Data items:
★ ★ ★ ★ ★

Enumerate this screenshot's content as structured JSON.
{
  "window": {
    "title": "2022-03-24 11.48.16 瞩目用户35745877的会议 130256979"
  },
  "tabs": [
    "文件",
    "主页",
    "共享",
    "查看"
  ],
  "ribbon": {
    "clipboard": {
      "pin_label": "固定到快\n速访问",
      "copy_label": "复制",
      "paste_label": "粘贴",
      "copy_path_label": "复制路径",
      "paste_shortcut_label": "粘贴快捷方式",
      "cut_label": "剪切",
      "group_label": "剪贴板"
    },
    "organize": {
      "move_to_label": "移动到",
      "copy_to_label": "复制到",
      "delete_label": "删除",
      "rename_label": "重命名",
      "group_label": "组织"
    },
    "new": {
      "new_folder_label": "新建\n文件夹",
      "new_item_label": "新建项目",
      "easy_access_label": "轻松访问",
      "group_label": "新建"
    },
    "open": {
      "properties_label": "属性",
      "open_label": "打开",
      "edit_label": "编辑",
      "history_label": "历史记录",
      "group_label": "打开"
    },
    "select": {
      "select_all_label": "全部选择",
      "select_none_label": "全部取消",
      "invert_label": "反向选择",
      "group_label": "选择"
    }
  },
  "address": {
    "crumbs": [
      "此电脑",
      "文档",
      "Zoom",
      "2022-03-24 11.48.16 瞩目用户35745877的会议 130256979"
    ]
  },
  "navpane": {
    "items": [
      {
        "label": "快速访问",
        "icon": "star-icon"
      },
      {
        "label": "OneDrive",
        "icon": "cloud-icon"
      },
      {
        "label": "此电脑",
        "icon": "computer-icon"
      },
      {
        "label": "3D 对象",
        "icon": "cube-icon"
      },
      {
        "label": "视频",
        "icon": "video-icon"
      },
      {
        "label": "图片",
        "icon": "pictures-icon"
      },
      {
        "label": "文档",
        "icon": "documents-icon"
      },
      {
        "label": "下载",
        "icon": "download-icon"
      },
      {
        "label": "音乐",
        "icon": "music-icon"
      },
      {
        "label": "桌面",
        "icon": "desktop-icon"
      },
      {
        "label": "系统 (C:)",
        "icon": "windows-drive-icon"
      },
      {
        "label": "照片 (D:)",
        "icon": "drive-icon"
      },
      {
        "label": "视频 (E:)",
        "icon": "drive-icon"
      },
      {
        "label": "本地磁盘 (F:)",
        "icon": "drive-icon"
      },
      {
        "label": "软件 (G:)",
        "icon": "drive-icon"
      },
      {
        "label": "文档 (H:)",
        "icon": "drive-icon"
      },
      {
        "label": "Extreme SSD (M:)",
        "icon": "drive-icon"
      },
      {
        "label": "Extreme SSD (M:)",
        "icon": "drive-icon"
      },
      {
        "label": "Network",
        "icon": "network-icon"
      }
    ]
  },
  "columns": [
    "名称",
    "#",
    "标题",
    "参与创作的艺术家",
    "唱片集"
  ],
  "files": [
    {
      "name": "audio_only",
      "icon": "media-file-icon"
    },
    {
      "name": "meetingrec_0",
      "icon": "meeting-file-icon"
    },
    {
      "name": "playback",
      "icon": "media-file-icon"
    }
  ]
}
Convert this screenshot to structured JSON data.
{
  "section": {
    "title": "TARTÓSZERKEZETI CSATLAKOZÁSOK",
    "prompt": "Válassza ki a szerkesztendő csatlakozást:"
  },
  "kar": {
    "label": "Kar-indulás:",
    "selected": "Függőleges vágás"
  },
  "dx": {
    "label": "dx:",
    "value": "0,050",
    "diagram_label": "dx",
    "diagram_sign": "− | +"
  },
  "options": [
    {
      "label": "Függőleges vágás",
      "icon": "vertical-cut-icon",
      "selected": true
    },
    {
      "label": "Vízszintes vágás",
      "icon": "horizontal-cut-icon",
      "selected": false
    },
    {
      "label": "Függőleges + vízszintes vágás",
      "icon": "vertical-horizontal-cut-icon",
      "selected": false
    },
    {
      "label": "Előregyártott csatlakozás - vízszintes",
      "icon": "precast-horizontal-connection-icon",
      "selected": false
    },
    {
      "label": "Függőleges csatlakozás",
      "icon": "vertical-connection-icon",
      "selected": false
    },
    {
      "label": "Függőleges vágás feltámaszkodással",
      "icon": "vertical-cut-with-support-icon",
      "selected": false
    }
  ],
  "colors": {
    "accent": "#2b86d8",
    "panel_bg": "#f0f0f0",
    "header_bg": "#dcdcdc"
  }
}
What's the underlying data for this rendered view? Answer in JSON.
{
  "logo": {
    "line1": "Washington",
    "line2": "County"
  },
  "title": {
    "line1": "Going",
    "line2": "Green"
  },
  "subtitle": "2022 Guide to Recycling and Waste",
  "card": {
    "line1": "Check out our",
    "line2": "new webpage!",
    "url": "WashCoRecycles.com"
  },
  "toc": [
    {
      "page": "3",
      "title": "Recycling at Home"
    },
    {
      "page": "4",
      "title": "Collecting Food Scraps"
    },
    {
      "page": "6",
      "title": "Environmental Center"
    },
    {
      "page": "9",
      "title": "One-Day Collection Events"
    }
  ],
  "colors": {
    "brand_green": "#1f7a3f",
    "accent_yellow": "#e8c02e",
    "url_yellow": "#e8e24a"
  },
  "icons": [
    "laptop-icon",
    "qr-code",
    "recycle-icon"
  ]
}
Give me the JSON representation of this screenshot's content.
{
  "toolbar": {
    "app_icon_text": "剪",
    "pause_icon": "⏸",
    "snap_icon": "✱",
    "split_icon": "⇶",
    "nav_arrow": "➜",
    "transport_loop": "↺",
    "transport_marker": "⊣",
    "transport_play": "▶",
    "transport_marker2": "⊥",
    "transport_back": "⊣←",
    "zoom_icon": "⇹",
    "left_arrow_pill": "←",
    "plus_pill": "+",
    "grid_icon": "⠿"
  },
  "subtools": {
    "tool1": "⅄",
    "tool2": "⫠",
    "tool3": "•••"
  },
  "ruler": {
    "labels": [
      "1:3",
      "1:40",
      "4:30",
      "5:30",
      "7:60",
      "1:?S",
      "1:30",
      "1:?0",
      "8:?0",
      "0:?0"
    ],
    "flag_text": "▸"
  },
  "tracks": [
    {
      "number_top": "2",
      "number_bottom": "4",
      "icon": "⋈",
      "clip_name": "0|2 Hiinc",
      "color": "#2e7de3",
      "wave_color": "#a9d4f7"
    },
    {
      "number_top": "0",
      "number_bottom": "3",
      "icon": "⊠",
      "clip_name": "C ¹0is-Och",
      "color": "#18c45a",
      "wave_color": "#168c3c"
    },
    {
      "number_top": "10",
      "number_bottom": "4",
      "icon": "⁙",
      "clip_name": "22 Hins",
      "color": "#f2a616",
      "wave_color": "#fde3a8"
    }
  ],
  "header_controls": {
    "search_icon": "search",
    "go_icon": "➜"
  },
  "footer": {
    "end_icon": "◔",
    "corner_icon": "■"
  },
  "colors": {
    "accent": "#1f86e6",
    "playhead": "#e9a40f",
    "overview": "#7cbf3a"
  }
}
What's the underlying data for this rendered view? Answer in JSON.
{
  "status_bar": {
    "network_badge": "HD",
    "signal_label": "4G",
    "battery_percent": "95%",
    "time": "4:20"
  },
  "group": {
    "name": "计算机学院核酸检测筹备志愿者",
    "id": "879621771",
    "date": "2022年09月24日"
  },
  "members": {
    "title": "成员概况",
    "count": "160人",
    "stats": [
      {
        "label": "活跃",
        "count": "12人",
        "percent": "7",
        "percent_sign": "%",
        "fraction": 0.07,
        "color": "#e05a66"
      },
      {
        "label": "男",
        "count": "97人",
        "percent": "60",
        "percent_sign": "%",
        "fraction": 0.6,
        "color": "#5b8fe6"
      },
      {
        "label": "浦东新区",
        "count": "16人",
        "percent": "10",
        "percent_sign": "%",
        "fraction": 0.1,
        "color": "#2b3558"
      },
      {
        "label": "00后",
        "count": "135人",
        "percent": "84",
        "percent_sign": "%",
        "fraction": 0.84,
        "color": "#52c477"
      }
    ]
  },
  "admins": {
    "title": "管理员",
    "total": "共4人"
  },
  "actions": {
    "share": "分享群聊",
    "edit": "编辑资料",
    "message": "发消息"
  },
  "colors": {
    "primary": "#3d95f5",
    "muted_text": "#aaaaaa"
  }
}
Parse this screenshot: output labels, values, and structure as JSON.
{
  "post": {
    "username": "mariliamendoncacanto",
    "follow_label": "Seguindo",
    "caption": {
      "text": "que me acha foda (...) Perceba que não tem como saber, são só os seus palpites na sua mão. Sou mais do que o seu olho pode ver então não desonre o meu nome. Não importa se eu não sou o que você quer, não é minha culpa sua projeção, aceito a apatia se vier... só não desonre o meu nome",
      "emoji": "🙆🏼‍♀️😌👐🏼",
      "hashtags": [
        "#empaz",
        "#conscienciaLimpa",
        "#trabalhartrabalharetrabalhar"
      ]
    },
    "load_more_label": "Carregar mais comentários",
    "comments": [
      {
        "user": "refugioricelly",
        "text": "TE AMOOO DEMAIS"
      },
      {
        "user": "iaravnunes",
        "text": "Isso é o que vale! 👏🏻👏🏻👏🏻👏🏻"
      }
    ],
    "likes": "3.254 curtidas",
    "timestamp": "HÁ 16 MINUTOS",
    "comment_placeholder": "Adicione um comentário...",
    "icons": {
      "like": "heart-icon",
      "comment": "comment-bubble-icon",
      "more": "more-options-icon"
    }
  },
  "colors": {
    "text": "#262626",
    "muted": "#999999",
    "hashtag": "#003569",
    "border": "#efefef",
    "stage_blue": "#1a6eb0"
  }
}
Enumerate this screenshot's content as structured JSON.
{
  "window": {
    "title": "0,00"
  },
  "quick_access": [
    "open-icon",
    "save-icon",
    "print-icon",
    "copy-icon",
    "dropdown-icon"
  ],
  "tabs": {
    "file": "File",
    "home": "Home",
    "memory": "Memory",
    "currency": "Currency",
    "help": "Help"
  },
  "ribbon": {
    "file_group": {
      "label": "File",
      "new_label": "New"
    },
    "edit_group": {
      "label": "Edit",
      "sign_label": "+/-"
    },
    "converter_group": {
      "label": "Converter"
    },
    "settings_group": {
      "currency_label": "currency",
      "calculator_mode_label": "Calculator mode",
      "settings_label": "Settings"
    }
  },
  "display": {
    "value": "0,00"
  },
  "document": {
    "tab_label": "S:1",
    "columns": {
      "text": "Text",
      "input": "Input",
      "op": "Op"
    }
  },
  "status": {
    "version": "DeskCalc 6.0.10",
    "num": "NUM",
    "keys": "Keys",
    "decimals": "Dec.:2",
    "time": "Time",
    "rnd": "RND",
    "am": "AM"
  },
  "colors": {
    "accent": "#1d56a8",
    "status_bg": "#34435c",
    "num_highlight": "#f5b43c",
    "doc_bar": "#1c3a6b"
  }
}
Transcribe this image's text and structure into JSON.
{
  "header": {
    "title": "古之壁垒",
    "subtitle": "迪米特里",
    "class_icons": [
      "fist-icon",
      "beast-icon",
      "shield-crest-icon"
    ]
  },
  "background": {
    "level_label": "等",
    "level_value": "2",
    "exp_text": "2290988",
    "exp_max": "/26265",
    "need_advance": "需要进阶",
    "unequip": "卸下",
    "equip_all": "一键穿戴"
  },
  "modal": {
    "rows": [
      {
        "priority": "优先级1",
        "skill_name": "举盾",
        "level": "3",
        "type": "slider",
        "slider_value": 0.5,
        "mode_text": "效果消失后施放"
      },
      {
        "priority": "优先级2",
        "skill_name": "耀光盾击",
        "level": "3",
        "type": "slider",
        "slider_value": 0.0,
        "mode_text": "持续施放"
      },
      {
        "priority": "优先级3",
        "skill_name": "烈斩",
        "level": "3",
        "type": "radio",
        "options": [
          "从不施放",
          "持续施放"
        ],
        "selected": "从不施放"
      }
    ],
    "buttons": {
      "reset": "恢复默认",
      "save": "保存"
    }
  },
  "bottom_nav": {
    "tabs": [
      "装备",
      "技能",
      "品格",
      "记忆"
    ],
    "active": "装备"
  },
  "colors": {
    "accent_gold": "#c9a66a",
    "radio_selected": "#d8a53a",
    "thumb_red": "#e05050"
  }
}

★ ★ ★ ★ ★

SET EXERCISE:
Return the lines above, from the one containing "Transcribe this image's" to the end, exactly as they stand.

RESULT:
Transcribe this image's text and structure into JSON.
{
  "header": {
    "title": "古之壁垒",
    "subtitle": "迪米特里",
    "class_icons": [
      "fist-icon",
      "beast-icon",
      "shield-crest-icon"
    ]
  },
  "background": {
    "level_label": "等",
    "level_value": "2",
    "exp_text": "2290988",
    "exp_max": "/26265",
    "need_advance": "需要进阶",
    "unequip": "卸下",
    "equip_all": "一键穿戴"
  },
  "modal": {
    "rows": [
      {
        "priority": "优先级1",
        "skill_name": "举盾",
        "level": "3",
        "type": "slider",
        "slider_value": 0.5,
        "mode_text": "效果消失后施放"
      },
      {
        "priority": "优先级2",
        "skill_name": "耀光盾击",
        "level": "3",
        "type": "slider",
        "slider_value": 0.0,
        "mode_text": "持续施放"
      },
      {
        "priority": "优先级3",
        "skill_name": "烈斩",
        "level": "3",
        "type": "radio",
        "options": [
          "从不施放",
          "持续施放"
        ],
        "selected": "从不施放"
      }
    ],
    "buttons": {
      "reset": "恢复默认",
      "save": "保存"
    }
  },
  "bottom_nav": {
    "tabs": [
      "装备",
      "技能",
      "品格",
      "记忆"
    ],
    "active": "装备"
  },
  "colors": {
    "accent_gold": "#c9a66a",
    "radio_selected": "#d8a53a",
    "thumb_red": "#e05050"
  }
}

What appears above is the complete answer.